::: INFORMATION SHOWN :::
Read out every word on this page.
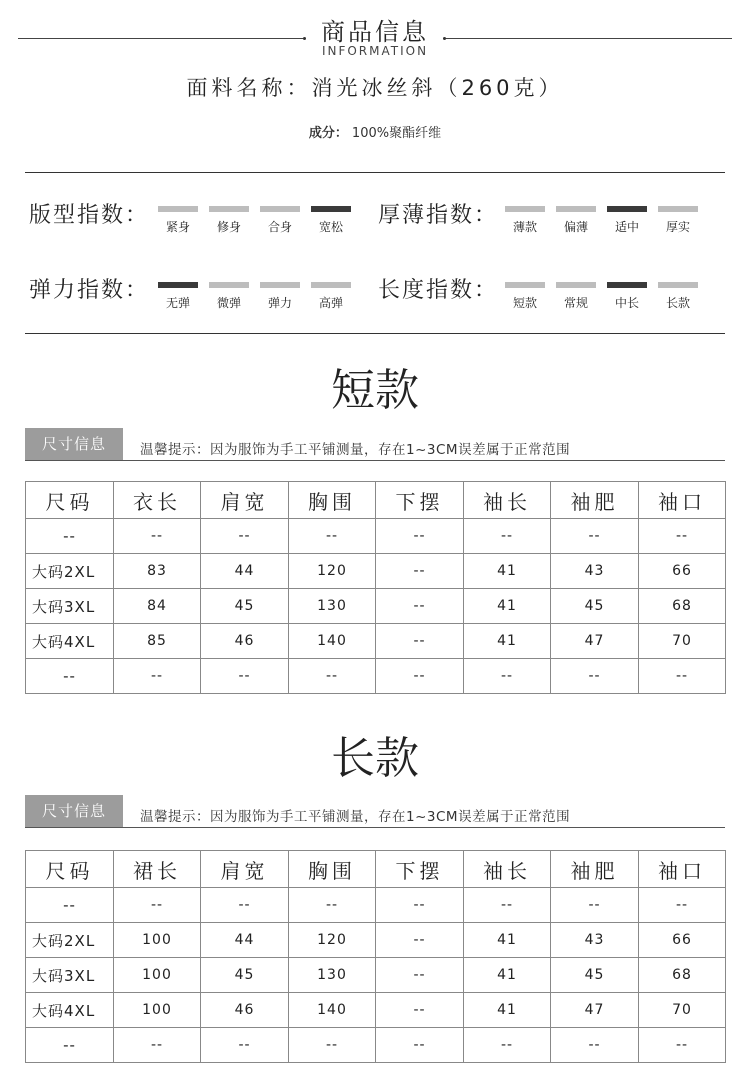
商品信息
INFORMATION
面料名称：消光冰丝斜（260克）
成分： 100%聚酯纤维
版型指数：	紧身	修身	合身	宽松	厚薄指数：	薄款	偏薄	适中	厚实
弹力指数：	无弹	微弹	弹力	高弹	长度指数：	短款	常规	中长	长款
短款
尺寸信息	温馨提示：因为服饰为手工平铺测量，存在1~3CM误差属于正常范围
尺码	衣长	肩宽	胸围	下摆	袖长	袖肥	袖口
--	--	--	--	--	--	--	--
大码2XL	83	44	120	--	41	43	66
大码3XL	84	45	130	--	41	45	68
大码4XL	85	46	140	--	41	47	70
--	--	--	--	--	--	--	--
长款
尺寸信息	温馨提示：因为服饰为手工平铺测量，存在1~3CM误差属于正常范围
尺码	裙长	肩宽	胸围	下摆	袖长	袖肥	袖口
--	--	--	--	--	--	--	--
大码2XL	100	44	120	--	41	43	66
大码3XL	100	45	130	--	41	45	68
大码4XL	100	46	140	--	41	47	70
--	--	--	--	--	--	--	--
:::
Every line above should be repeated exactly; pictures stay out of the copy.

Read out every word on this page.
商品信息
INFORMATION
面料名称：消光冰丝斜（260克）
成分： 100%聚酯纤维
版型指数：	紧身	修身	合身	宽松	厚薄指数：	薄款	偏薄	适中	厚实
弹力指数：	无弹	微弹	弹力	高弹	长度指数：	短款	常规	中长	长款
短款
尺寸信息	温馨提示：因为服饰为手工平铺测量，存在1~3CM误差属于正常范围
尺码	衣长	肩宽	胸围	下摆	袖长	袖肥	袖口
--	--	--	--	--	--	--	--
大码2XL	83	44	120	--	41	43	66
大码3XL	84	45	130	--	41	45	68
大码4XL	85	46	140	--	41	47	70
--	--	--	--	--	--	--	--
长款
尺寸信息	温馨提示：因为服饰为手工平铺测量，存在1~3CM误差属于正常范围
尺码	裙长	肩宽	胸围	下摆	袖长	袖肥	袖口
--	--	--	--	--	--	--	--
大码2XL	100	44	120	--	41	43	66
大码3XL	100	45	130	--	41	45	68
大码4XL	100	46	140	--	41	47	70
--	--	--	--	--	--	--	--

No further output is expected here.